### Directions
Return each line that holds the word "Population".

====== Exercise data ======

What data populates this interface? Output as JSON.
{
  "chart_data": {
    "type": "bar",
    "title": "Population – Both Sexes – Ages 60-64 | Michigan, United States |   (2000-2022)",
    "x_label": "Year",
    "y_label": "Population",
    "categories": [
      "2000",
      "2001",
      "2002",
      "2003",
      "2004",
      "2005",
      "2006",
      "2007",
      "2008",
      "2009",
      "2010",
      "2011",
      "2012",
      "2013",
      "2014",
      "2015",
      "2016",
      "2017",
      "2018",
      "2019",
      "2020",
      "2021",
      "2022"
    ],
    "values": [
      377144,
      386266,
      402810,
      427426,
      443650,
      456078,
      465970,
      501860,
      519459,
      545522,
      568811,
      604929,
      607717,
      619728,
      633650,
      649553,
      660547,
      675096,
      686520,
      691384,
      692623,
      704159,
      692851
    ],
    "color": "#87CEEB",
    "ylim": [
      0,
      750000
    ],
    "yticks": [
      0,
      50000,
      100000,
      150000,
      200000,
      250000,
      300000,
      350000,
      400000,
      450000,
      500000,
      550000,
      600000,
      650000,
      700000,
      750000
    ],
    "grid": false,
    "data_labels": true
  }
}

======

### Solution for this task
    "title": "Population – Both Sexes – Ages 60-64 | Michigan, United States |   (2000-2022)",
    "y_label": "Population",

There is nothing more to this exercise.